# Start of EXERCISE INPUTS
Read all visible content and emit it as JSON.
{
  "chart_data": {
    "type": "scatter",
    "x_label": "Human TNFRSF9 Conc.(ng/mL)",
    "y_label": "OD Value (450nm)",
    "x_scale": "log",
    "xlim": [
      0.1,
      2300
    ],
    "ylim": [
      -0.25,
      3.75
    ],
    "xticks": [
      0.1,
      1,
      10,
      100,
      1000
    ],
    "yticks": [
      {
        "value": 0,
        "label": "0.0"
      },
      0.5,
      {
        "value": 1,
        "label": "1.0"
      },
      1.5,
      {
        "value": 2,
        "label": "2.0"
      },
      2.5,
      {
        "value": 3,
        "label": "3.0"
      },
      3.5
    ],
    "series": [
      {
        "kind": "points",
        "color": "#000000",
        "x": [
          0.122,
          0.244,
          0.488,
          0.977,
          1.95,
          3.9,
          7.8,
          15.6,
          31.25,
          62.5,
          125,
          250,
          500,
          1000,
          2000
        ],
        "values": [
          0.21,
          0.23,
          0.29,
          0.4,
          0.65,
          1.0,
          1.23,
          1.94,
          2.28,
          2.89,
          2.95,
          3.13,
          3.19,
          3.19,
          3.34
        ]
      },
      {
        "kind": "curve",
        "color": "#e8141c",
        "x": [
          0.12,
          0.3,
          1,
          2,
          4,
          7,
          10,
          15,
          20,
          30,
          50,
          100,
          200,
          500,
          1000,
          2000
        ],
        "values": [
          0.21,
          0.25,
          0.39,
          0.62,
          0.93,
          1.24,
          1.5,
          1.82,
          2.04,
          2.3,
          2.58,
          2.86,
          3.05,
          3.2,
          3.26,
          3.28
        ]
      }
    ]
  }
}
# End of EXERCISE INPUTS
## [REQUIREMENT]
Reproduce all of the records exactly.

## [EXERCISE RESPONSE]
Read all visible content and emit it as JSON.
{
  "chart_data": {
    "type": "scatter",
    "x_label": "Human TNFRSF9 Conc.(ng/mL)",
    "y_label": "OD Value (450nm)",
    "x_scale": "log",
    "xlim": [
      0.1,
      2300
    ],
    "ylim": [
      -0.25,
      3.75
    ],
    "xticks": [
      0.1,
      1,
      10,
      100,
      1000
    ],
    "yticks": [
      {
        "value": 0,
        "label": "0.0"
      },
      0.5,
      {
        "value": 1,
        "label": "1.0"
      },
      1.5,
      {
        "value": 2,
        "label": "2.0"
      },
      2.5,
      {
        "value": 3,
        "label": "3.0"
      },
      3.5
    ],
    "series": [
      {
        "kind": "points",
        "color": "#000000",
        "x": [
          0.122,
          0.244,
          0.488,
          0.977,
          1.95,
          3.9,
          7.8,
          15.6,
          31.25,
          62.5,
          125,
          250,
          500,
          1000,
          2000
        ],
        "values": [
          0.21,
          0.23,
          0.29,
          0.4,
          0.65,
          1.0,
          1.23,
          1.94,
          2.28,
          2.89,
          2.95,
          3.13,
          3.19,
          3.19,
          3.34
        ]
      },
      {
        "kind": "curve",
        "color": "#e8141c",
        "x": [
          0.12,
          0.3,
          1,
          2,
          4,
          7,
          10,
          15,
          20,
          30,
          50,
          100,
          200,
          500,
          1000,
          2000
        ],
        "values": [
          0.21,
          0.25,
          0.39,
          0.62,
          0.93,
          1.24,
          1.5,
          1.82,
          2.04,
          2.3,
          2.58,
          2.86,
          3.05,
          3.2,
          3.26,
          3.28
        ]
      }
    ]
  }
}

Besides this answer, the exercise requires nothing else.